Short exercise: Review the material and extract every line in which the word "What" occurs.

Stored records:
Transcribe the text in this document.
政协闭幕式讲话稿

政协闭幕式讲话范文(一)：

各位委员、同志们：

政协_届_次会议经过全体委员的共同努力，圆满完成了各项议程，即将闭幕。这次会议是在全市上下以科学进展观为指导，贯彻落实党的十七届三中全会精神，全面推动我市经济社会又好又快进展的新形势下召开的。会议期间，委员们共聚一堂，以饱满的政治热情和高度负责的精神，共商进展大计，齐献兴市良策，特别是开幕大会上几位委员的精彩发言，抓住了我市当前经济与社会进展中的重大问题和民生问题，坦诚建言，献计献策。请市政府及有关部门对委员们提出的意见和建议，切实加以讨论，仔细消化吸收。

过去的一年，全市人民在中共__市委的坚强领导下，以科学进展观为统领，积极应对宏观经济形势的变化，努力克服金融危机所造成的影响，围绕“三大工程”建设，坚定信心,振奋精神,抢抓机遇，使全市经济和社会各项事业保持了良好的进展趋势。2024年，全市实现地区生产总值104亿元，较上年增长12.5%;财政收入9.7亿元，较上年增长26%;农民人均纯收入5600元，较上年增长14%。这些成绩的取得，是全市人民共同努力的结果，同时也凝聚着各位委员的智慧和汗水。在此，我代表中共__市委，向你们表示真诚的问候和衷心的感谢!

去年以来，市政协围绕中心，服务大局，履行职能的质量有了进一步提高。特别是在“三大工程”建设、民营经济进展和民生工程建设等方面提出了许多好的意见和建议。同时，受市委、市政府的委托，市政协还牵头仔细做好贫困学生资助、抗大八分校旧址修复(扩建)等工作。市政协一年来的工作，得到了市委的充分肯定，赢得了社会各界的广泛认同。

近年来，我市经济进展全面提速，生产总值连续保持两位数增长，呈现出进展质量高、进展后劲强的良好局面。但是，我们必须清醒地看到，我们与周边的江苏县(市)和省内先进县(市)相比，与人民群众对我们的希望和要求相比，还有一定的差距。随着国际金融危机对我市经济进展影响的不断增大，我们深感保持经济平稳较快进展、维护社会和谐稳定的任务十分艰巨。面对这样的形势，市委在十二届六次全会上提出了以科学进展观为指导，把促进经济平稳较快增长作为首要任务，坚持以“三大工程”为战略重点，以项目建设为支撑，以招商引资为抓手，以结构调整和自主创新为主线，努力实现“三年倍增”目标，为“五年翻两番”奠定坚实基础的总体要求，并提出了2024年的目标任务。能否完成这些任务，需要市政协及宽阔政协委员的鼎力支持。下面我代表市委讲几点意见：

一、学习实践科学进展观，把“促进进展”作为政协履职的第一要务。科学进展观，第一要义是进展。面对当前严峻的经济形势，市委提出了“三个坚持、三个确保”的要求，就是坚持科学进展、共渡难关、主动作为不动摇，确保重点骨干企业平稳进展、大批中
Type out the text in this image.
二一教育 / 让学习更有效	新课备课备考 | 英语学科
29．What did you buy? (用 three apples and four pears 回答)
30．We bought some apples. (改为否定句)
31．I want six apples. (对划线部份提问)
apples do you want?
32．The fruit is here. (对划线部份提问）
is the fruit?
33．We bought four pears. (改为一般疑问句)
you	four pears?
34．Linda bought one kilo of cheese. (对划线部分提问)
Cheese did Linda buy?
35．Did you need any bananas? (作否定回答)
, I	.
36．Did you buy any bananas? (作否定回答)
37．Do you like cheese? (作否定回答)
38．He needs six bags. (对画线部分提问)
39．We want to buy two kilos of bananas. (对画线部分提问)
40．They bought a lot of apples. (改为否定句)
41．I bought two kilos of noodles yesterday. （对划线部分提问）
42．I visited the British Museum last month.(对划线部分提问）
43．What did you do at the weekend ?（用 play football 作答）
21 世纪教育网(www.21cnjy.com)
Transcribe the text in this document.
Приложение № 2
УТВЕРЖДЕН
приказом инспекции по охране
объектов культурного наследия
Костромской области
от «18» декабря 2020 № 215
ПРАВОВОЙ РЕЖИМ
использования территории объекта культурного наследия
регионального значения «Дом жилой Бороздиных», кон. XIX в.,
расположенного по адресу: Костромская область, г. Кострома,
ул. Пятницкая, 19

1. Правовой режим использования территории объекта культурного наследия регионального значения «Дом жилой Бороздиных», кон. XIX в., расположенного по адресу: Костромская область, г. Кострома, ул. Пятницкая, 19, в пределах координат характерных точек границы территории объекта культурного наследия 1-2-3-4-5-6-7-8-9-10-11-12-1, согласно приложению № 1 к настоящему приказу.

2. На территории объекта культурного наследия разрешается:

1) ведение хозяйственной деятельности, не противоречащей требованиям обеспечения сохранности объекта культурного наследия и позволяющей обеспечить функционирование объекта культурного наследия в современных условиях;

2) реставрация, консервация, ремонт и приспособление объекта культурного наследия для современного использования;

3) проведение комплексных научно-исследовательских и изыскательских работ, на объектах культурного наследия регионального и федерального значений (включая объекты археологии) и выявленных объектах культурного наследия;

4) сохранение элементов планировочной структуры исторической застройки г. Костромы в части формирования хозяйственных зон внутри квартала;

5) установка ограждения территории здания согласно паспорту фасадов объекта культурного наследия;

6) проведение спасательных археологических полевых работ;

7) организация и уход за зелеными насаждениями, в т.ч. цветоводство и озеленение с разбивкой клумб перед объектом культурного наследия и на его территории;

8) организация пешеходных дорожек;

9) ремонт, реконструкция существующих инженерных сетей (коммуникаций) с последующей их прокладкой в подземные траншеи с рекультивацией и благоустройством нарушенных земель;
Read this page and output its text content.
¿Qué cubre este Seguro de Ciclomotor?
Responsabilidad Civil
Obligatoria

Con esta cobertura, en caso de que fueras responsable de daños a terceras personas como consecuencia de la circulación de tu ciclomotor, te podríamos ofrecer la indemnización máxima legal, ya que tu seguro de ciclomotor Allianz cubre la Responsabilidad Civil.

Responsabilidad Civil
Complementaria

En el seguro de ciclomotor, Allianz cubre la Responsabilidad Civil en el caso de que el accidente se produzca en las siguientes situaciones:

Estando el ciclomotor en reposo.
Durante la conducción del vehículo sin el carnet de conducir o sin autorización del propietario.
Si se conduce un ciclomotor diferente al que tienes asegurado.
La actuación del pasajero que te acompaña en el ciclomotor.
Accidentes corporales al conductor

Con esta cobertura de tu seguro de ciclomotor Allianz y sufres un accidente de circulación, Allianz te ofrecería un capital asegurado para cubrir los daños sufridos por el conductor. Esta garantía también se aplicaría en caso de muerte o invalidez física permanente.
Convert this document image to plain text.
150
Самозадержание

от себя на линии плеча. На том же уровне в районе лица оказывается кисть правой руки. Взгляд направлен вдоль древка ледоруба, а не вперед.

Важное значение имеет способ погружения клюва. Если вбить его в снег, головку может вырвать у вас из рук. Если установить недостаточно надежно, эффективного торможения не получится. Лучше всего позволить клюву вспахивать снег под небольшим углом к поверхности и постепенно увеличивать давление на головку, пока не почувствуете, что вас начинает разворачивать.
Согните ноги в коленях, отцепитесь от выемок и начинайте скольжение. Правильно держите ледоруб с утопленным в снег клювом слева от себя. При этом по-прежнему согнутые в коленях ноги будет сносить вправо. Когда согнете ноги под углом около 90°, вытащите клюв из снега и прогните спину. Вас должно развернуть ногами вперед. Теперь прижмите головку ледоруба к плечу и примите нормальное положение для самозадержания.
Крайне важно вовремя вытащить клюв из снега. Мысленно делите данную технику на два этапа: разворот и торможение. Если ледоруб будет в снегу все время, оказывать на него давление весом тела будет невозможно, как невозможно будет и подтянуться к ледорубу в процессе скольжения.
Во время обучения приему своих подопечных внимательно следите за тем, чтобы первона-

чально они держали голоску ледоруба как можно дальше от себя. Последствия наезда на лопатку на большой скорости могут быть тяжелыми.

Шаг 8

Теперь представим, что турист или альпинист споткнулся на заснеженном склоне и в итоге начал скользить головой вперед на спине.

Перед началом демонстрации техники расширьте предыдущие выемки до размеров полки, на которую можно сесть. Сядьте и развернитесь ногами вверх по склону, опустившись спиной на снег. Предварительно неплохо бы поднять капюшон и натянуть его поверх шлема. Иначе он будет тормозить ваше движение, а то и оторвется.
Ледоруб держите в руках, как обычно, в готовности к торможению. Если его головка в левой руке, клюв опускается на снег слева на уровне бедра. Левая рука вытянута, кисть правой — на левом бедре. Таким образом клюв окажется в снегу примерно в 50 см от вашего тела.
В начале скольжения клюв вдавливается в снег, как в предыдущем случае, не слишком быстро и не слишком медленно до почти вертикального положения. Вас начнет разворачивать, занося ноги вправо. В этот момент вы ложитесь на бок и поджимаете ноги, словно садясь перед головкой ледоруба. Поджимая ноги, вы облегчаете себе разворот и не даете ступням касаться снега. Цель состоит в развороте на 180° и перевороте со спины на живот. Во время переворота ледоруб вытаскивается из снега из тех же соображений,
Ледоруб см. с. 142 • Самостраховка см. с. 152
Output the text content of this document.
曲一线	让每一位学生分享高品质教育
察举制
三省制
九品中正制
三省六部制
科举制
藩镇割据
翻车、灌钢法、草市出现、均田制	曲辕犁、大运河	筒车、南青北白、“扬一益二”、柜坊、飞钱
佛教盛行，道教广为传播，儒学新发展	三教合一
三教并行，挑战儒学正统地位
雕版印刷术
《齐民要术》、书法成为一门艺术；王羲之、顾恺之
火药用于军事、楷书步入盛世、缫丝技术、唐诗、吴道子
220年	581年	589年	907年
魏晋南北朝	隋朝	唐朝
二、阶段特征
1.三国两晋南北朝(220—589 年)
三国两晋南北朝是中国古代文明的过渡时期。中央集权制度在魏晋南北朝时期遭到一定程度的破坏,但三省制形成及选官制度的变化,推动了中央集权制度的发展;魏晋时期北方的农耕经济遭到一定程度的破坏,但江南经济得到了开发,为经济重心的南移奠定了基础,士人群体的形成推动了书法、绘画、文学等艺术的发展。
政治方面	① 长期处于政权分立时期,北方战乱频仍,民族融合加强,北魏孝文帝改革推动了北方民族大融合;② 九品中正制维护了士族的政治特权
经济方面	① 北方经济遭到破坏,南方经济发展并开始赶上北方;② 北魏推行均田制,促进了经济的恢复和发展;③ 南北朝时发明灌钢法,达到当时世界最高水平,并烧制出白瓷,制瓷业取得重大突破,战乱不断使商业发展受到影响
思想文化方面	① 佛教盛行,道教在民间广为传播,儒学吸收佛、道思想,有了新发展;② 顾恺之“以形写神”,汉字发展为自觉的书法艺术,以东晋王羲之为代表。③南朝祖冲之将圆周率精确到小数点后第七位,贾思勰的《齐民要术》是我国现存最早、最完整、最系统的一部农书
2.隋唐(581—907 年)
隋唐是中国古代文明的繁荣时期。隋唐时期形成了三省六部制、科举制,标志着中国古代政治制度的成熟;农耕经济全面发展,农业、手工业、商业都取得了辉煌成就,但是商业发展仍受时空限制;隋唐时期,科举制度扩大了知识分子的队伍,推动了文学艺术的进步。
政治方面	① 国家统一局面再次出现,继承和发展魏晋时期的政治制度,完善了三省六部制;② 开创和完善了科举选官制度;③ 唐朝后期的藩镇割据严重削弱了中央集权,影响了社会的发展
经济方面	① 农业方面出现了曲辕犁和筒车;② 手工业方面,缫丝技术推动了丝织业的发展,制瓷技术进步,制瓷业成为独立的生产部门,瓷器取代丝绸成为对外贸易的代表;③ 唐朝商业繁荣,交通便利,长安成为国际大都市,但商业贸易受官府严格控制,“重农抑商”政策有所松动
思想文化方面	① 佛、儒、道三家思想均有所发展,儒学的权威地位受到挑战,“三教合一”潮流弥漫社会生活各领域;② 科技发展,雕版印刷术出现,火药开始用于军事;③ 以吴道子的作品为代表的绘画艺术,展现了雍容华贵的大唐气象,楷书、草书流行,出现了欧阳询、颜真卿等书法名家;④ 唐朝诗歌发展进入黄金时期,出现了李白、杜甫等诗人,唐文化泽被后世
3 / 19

Correct response:
29．What did you buy? (用 three apples and four pears 回答)
43．What did you do at the weekend ?（用 play football 作答）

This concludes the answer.